• [EXERCISE]:
Answer with a bare number: the count of lines in the data below that contain the word "esophagus".

• [EXERCISE DATA]:

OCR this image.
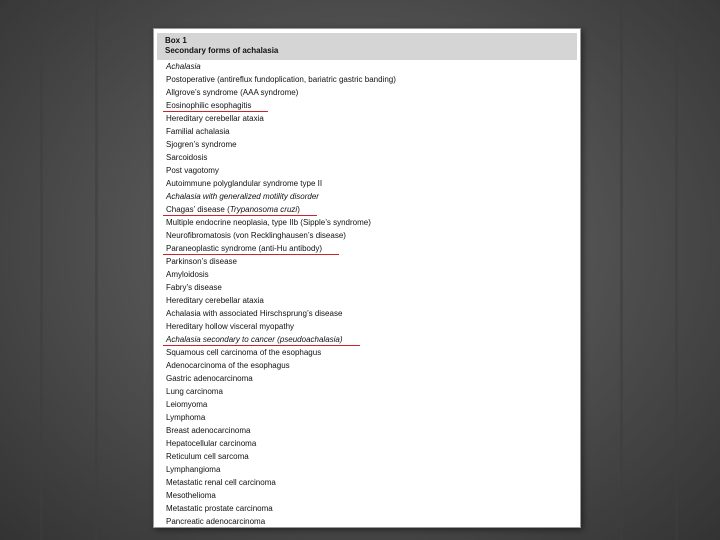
Box 1
Secondary forms of achalasia
Achalasia
Postoperative (antireflux fundoplication, bariatric gastric banding)
Allgrove’s syndrome (AAA syndrome)
Eosinophilic esophagitis
Hereditary cerebellar ataxia
Familial achalasia
Sjogren’s syndrome
Sarcoidosis
Post vagotomy
Autoimmune polyglandular syndrome type II
Achalasia with generalized motility disorder
Chagas’ disease (Trypanosoma cruzi)
Multiple endocrine neoplasia, type IIb (Sipple’s syndrome)
Neurofibromatosis (von Recklinghausen’s disease)
Paraneoplastic syndrome (anti-Hu antibody)
Parkinson’s disease
Amyloidosis
Fabry’s disease
Hereditary cerebellar ataxia
Achalasia with associated Hirschsprung’s disease
Hereditary hollow visceral myopathy
Achalasia secondary to cancer (pseudoachalasia)
Squamous cell carcinoma of the esophagus
Adenocarcinoma of the esophagus
Gastric adenocarcinoma
Lung carcinoma
Leiomyoma
Lymphoma
Breast adenocarcinoma
Hepatocellular carcinoma
Reticulum cell sarcoma
Lymphangioma
Metastatic renal cell carcinoma
Mesothelioma
Metastatic prostate carcinoma
Pancreatic adenocarcinoma
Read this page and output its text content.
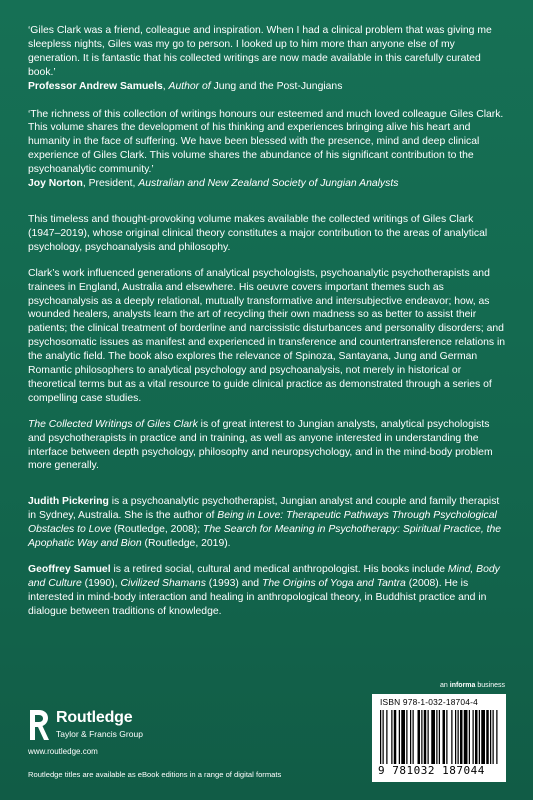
‘Giles Clark was a friend, colleague and inspiration. When I had a clinical problem that was giving me sleepless nights, Giles was my go to person. I looked up to him more than anyone else of my generation. It is fantastic that his collected writings are now made available in this carefully curated book.’

Professor Andrew Samuels, Author of Jung and the Post-Jungians

‘The richness of this collection of writings honours our esteemed and much loved colleague Giles Clark. This volume shares the development of his thinking and experiences bringing alive his heart and humanity in the face of suffering. We have been blessed with the presence, mind and deep clinical experience of Giles Clark. This volume shares the abundance of his significant contribution to the psychoanalytic community.’

Joy Norton, President, Australian and New Zealand Society of Jungian Analysts

This timeless and thought-provoking volume makes available the collected writings of Giles Clark (1947–2019), whose original clinical theory constitutes a major contribution to the areas of analytical psychology, psychoanalysis and philosophy.

Clark’s work influenced generations of analytical psychologists, psychoanalytic psychotherapists and trainees in England, Australia and elsewhere. His oeuvre covers important themes such as psychoanalysis as a deeply relational, mutually transformative and intersubjective endeavor; how, as wounded healers, analysts learn the art of recycling their own madness so as better to assist their patients; the clinical treatment of borderline and narcissistic disturbances and personality disorders; and psychosomatic issues as manifest and experienced in transference and countertransference relations in the analytic field. The book also explores the relevance of Spinoza, Santayana, Jung and German Romantic philosophers to analytical psychology and psychoanalysis, not merely in historical or theoretical terms but as a vital resource to guide clinical practice as demonstrated through a series of compelling case studies.

The Collected Writings of Giles Clark is of great interest to Jungian analysts, analytical psychologists and psychotherapists in practice and in training, as well as anyone interested in understanding the interface between depth psychology, philosophy and neuropsychology, and in the mind-body problem more generally.

Judith Pickering is a psychoanalytic psychotherapist, Jungian analyst and couple and family therapist in Sydney, Australia. She is the author of Being in Love: Therapeutic Pathways Through Psychological Obstacles to Love (Routledge, 2008); The Search for Meaning in Psychotherapy: Spiritual Practice, the Apophatic Way and Bion (Routledge, 2019).

Geoffrey Samuel is a retired social, cultural and medical anthropologist. His books include Mind, Body and Culture (1990), Civilized Shamans (1993) and The Origins of Yoga and Tantra (2008). He is interested in mind-body interaction and healing in anthropological theory, in Buddhist practice and in dialogue between traditions of knowledge.

an informa business
Routledge
Taylor & Francis Group
www.routledge.com
Routledge titles are available as eBook editions in a range of digital formats
ISBN 978-1-032-18704-4
9 781032 187044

• [WORKED SOLUTION]:
2